[Chart and figure data]

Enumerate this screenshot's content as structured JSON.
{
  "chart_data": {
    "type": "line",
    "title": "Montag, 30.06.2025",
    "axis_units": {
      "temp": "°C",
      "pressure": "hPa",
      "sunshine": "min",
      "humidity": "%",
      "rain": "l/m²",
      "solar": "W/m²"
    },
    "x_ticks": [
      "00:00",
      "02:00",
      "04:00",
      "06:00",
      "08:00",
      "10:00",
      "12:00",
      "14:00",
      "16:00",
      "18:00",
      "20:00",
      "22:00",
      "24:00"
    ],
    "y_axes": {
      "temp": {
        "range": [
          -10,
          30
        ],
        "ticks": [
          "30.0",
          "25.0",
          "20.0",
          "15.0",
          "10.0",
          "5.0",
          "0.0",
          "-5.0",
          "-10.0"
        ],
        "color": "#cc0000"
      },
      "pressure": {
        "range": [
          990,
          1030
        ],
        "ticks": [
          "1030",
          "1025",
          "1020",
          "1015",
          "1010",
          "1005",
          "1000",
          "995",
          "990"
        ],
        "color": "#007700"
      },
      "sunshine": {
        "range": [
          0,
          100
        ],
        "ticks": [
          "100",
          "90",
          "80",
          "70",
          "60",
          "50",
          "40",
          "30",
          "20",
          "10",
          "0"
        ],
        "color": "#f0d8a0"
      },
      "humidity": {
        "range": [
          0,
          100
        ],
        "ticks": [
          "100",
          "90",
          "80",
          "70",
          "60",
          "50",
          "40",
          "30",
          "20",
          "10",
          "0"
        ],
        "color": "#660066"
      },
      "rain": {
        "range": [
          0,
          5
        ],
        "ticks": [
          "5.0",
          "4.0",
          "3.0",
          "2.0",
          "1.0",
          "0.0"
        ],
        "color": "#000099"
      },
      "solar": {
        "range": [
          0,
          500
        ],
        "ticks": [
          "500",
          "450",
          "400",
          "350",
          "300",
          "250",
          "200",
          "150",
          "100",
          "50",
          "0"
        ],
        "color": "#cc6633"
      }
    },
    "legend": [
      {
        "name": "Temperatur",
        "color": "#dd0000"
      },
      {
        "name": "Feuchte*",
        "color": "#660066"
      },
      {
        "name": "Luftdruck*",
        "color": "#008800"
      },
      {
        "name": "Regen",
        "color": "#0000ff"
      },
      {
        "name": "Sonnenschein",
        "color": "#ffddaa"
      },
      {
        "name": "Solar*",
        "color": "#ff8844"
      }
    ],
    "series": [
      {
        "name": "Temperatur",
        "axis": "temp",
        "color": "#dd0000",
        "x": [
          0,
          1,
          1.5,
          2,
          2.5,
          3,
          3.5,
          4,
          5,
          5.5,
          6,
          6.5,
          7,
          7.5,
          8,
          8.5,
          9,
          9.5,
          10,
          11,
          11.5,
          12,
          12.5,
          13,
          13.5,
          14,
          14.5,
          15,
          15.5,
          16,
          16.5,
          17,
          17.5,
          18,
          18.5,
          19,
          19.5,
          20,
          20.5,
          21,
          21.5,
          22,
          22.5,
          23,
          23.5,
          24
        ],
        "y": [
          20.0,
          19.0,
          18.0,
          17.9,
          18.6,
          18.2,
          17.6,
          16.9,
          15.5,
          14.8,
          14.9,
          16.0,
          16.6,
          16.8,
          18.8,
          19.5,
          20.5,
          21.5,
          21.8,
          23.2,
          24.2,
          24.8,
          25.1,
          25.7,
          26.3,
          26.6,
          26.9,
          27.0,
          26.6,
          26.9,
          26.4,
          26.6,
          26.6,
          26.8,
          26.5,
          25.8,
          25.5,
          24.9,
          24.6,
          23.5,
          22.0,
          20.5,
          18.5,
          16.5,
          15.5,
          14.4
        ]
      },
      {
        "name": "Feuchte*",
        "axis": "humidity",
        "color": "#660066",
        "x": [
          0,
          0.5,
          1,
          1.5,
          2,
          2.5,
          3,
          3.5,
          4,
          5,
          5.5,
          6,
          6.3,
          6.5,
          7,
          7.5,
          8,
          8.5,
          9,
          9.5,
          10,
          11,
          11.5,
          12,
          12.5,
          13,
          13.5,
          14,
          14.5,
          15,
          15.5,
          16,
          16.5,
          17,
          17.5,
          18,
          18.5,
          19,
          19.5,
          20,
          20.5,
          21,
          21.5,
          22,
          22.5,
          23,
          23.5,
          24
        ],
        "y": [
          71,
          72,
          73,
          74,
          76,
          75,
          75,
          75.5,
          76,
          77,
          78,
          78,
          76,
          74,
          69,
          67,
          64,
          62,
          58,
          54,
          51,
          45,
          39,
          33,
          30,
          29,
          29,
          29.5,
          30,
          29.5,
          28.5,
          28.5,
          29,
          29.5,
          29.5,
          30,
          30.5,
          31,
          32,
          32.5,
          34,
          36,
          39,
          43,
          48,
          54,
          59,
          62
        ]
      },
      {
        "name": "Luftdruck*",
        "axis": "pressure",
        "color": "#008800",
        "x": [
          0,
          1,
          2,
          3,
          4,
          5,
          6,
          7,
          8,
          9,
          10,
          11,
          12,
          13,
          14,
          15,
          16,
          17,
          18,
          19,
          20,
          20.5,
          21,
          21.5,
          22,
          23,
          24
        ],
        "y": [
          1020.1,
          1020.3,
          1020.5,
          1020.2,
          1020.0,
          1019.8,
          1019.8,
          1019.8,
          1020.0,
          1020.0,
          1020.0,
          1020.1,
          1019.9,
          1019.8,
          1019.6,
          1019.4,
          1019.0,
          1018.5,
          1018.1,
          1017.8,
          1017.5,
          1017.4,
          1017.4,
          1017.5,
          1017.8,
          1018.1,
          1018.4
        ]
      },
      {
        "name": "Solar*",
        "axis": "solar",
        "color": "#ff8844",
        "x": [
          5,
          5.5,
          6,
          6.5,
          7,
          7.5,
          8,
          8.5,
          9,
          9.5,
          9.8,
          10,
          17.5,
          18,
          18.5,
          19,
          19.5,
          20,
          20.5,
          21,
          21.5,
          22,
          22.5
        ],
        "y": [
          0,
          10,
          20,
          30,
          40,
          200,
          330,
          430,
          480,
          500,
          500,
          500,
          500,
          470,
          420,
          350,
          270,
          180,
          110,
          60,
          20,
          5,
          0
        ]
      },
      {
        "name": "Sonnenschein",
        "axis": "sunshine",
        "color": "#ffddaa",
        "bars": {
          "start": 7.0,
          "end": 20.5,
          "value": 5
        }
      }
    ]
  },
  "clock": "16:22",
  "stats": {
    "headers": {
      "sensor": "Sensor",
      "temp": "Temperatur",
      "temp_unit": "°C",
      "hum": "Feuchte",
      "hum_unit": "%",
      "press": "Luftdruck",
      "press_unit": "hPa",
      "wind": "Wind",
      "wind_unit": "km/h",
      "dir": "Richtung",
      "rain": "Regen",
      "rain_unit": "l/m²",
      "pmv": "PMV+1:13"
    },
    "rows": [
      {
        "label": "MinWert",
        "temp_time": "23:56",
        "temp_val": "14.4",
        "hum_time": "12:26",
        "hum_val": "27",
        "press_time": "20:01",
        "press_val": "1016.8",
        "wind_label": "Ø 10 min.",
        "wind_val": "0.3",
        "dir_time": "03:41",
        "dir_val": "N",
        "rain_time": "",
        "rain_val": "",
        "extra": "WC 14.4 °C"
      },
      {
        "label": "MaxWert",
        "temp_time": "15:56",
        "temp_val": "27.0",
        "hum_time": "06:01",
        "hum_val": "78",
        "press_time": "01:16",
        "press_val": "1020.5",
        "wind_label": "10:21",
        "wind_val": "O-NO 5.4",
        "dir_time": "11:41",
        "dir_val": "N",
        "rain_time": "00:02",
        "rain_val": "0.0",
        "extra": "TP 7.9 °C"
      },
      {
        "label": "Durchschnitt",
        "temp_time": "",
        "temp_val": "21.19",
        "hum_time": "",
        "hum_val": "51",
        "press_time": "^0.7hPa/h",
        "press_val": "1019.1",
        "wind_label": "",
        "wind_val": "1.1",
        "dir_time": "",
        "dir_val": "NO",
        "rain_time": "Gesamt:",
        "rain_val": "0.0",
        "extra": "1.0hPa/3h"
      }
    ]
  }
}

• _SET EXERCISE_
Look over the listing above. Pick out and copy every line that includes "sunshine".

• _OUTPUT OF THE EXERCISE_
      "sunshine": "min",
      "sunshine": {
        "axis": "sunshine",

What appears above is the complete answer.